→ **DATA PROVIDED**
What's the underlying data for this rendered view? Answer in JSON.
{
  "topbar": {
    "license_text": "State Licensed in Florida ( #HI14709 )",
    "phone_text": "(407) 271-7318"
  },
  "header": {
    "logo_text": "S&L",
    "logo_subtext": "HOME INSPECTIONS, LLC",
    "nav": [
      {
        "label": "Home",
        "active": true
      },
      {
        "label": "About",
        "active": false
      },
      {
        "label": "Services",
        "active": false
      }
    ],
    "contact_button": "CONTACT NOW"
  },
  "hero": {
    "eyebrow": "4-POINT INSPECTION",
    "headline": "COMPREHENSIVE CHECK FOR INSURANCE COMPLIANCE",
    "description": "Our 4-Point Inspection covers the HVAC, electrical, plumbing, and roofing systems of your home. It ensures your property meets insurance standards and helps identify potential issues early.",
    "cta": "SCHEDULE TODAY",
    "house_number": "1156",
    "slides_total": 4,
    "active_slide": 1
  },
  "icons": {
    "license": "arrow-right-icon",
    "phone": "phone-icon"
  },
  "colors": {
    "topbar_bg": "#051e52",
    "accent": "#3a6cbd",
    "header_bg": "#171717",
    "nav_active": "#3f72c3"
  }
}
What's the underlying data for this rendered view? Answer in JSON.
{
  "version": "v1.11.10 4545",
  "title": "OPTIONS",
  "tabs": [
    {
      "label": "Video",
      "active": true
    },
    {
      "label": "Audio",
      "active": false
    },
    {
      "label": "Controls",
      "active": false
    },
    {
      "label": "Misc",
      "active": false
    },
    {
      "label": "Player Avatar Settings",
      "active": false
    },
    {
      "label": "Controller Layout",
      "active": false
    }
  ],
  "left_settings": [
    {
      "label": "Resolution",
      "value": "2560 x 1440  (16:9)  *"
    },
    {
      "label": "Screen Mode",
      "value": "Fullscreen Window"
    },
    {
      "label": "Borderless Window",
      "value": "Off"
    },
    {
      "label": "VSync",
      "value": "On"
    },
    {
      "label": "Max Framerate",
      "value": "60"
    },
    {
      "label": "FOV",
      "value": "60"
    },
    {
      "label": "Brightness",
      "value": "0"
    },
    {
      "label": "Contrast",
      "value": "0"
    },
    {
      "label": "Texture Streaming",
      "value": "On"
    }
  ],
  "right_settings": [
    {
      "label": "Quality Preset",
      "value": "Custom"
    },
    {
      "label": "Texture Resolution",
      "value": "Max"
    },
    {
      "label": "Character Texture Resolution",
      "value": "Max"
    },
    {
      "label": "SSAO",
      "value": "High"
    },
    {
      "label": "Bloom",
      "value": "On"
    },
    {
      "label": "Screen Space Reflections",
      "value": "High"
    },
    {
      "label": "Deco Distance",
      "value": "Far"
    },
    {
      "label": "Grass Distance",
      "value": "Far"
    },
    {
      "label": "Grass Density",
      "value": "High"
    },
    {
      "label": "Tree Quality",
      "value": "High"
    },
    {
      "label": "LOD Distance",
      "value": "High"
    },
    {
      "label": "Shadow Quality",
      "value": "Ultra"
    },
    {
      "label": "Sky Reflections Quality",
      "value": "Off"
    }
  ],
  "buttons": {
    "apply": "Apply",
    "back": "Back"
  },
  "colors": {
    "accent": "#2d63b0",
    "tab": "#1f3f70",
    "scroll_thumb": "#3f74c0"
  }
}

→ **REQUIREMENTS**
Using the data above, repeat every line exactly.

→ **FULL RESPONSE**
What's the underlying data for this rendered view? Answer in JSON.
{
  "topbar": {
    "license_text": "State Licensed in Florida ( #HI14709 )",
    "phone_text": "(407) 271-7318"
  },
  "header": {
    "logo_text": "S&L",
    "logo_subtext": "HOME INSPECTIONS, LLC",
    "nav": [
      {
        "label": "Home",
        "active": true
      },
      {
        "label": "About",
        "active": false
      },
      {
        "label": "Services",
        "active": false
      }
    ],
    "contact_button": "CONTACT NOW"
  },
  "hero": {
    "eyebrow": "4-POINT INSPECTION",
    "headline": "COMPREHENSIVE CHECK FOR INSURANCE COMPLIANCE",
    "description": "Our 4-Point Inspection covers the HVAC, electrical, plumbing, and roofing systems of your home. It ensures your property meets insurance standards and helps identify potential issues early.",
    "cta": "SCHEDULE TODAY",
    "house_number": "1156",
    "slides_total": 4,
    "active_slide": 1
  },
  "icons": {
    "license": "arrow-right-icon",
    "phone": "phone-icon"
  },
  "colors": {
    "topbar_bg": "#051e52",
    "accent": "#3a6cbd",
    "header_bg": "#171717",
    "nav_active": "#3f72c3"
  }
}
What's the underlying data for this rendered view? Answer in JSON.
{
  "version": "v1.11.10 4545",
  "title": "OPTIONS",
  "tabs": [
    {
      "label": "Video",
      "active": true
    },
    {
      "label": "Audio",
      "active": false
    },
    {
      "label": "Controls",
      "active": false
    },
    {
      "label": "Misc",
      "active": false
    },
    {
      "label": "Player Avatar Settings",
      "active": false
    },
    {
      "label": "Controller Layout",
      "active": false
    }
  ],
  "left_settings": [
    {
      "label": "Resolution",
      "value": "2560 x 1440  (16:9)  *"
    },
    {
      "label": "Screen Mode",
      "value": "Fullscreen Window"
    },
    {
      "label": "Borderless Window",
      "value": "Off"
    },
    {
      "label": "VSync",
      "value": "On"
    },
    {
      "label": "Max Framerate",
      "value": "60"
    },
    {
      "label": "FOV",
      "value": "60"
    },
    {
      "label": "Brightness",
      "value": "0"
    },
    {
      "label": "Contrast",
      "value": "0"
    },
    {
      "label": "Texture Streaming",
      "value": "On"
    }
  ],
  "right_settings": [
    {
      "label": "Quality Preset",
      "value": "Custom"
    },
    {
      "label": "Texture Resolution",
      "value": "Max"
    },
    {
      "label": "Character Texture Resolution",
      "value": "Max"
    },
    {
      "label": "SSAO",
      "value": "High"
    },
    {
      "label": "Bloom",
      "value": "On"
    },
    {
      "label": "Screen Space Reflections",
      "value": "High"
    },
    {
      "label": "Deco Distance",
      "value": "Far"
    },
    {
      "label": "Grass Distance",
      "value": "Far"
    },
    {
      "label": "Grass Density",
      "value": "High"
    },
    {
      "label": "Tree Quality",
      "value": "High"
    },
    {
      "label": "LOD Distance",
      "value": "High"
    },
    {
      "label": "Shadow Quality",
      "value": "Ultra"
    },
    {
      "label": "Sky Reflections Quality",
      "value": "Off"
    }
  ],
  "buttons": {
    "apply": "Apply",
    "back": "Back"
  },
  "colors": {
    "accent": "#2d63b0",
    "tab": "#1f3f70",
    "scroll_thumb": "#3f74c0"
  }
}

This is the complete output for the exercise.